--- START OF Provided information ---

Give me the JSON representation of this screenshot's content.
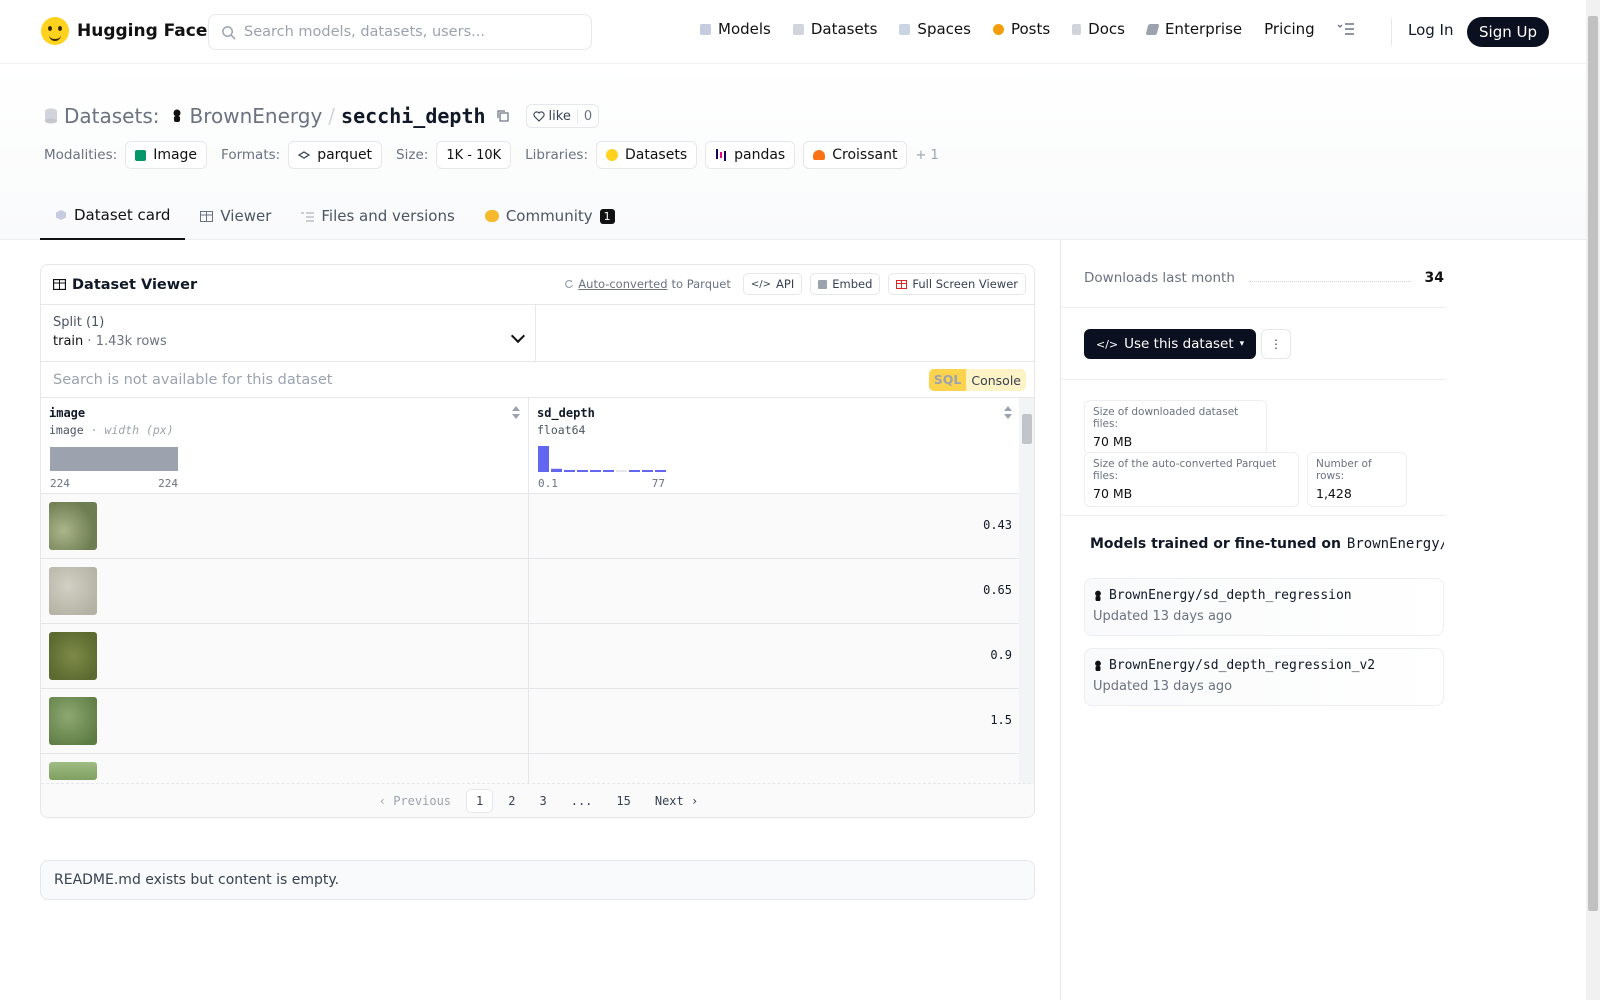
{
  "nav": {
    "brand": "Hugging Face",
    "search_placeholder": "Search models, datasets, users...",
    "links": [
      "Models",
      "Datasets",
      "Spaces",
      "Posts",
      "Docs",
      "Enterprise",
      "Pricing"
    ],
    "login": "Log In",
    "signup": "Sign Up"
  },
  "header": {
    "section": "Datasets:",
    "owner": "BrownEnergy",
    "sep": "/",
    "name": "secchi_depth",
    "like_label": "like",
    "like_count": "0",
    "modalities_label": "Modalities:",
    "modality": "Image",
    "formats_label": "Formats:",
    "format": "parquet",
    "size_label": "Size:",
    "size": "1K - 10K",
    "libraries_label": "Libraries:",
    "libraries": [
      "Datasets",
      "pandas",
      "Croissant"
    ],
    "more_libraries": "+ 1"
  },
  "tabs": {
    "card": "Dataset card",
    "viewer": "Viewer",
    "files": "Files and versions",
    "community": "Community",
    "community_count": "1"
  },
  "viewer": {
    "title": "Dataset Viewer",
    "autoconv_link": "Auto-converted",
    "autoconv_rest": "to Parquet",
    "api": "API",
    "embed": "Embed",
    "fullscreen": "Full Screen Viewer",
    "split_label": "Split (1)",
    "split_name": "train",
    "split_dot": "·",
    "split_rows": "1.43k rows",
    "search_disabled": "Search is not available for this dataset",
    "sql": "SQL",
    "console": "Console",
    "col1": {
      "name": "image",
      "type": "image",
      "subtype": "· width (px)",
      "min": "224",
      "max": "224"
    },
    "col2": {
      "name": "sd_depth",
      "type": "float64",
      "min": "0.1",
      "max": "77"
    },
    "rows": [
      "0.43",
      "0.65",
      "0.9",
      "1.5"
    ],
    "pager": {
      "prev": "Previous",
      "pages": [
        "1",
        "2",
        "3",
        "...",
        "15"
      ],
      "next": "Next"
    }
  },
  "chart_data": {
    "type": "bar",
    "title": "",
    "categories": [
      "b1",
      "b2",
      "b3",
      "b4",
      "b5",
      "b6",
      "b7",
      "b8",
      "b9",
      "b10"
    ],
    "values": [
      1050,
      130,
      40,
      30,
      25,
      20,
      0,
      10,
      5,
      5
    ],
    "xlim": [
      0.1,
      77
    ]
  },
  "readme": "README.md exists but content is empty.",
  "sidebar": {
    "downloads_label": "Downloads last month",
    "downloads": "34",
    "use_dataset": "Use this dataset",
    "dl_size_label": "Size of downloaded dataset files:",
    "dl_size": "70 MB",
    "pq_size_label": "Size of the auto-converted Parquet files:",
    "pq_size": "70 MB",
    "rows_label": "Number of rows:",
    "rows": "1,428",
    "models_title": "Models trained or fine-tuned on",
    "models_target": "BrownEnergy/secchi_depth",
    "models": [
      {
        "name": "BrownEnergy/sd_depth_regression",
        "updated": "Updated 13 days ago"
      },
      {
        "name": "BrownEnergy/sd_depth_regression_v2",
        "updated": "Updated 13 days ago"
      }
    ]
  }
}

--- END OF Provided information ---

◆ **Work to complete**:
Return every line in the listing that contains the word "BrownEnergy".

◆ **Written answer**:
    "owner": "BrownEnergy",
    "models_target": "BrownEnergy/secchi_depth",
        "name": "BrownEnergy/sd_depth_regression",
        "name": "BrownEnergy/sd_depth_regression_v2",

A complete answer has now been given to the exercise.